A block of data:

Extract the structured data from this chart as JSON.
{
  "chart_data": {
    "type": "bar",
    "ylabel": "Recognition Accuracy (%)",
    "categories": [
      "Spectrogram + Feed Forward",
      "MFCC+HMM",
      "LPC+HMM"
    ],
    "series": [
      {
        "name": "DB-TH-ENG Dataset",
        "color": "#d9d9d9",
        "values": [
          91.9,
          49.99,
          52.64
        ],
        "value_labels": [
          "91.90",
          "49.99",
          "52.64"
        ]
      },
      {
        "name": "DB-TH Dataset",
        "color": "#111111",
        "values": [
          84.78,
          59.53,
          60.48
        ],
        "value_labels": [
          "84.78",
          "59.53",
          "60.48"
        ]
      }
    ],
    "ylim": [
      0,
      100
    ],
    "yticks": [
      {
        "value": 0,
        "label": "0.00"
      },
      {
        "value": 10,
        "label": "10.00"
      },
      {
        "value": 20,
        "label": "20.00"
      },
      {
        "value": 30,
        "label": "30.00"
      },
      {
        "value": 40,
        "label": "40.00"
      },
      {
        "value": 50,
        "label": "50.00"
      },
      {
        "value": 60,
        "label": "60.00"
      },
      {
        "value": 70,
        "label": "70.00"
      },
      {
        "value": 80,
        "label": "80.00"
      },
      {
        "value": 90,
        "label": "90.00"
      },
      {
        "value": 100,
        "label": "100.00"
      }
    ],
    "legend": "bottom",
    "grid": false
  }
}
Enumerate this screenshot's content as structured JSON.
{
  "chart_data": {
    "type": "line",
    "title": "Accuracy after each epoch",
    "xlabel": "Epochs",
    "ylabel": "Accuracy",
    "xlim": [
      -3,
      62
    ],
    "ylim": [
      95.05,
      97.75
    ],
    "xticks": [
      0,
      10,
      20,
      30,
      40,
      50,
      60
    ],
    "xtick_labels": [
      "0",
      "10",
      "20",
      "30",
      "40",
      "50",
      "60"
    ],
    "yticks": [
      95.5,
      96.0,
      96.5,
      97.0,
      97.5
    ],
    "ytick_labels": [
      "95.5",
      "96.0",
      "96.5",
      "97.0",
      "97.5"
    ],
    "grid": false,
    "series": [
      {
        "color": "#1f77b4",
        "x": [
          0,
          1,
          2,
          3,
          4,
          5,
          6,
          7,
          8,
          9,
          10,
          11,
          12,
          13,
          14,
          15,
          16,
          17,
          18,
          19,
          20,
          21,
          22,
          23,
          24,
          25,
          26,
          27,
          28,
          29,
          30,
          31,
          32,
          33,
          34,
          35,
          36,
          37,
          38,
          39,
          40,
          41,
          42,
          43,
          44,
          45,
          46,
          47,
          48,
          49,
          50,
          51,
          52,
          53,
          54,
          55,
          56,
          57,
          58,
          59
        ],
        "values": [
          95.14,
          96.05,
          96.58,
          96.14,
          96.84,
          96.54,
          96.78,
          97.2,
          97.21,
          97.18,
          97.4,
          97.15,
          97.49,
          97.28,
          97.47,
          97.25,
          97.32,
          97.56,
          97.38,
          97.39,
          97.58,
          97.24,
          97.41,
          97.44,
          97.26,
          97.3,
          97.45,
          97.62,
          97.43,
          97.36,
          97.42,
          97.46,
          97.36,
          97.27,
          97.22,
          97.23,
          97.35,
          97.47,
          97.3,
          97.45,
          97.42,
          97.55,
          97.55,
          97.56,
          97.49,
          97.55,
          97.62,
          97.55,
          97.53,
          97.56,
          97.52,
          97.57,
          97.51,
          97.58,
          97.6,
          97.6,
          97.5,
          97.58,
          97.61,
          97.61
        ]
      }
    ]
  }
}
* * *
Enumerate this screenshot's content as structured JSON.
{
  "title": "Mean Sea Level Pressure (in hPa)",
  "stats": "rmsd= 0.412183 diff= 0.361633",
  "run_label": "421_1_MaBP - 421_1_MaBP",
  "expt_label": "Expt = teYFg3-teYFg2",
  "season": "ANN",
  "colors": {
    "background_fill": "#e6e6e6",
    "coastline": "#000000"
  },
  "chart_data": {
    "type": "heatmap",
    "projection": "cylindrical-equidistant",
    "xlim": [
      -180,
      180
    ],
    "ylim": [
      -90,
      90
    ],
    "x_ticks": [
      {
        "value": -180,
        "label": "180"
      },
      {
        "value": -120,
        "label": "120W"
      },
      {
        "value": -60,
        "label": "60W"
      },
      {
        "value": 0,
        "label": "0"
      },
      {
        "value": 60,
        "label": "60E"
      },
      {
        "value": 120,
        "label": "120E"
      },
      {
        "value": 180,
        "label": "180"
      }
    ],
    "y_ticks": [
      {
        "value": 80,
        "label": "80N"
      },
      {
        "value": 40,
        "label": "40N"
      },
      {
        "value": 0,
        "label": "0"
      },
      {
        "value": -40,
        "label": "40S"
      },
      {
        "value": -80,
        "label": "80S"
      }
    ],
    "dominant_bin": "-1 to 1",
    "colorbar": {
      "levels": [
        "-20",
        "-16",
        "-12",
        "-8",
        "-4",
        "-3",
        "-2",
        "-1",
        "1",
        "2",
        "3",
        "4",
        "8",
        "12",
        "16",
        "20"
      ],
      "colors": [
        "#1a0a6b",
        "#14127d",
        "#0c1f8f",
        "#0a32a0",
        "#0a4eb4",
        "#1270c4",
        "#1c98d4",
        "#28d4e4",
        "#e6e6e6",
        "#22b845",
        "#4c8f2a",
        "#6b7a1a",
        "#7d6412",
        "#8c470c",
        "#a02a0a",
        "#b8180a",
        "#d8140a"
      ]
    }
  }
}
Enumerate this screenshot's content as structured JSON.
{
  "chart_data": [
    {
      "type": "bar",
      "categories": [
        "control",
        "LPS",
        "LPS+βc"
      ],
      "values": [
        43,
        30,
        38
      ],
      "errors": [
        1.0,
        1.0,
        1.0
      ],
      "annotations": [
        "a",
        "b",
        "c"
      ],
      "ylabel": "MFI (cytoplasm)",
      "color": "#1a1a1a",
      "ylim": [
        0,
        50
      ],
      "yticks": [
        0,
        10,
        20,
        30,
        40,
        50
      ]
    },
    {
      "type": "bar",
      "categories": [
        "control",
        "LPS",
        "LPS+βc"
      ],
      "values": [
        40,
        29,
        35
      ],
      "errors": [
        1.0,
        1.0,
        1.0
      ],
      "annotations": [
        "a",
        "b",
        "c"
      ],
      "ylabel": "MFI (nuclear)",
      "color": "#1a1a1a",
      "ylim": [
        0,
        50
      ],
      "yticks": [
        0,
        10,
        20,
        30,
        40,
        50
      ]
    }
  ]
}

▶ [Written request] Reproduce each line of the entries in which the word "Accuracy" is found.

▶ [Answer to this exercise]
    "ylabel": "Recognition Accuracy (%)",
    "title": "Accuracy after each epoch",
    "ylabel": "Accuracy",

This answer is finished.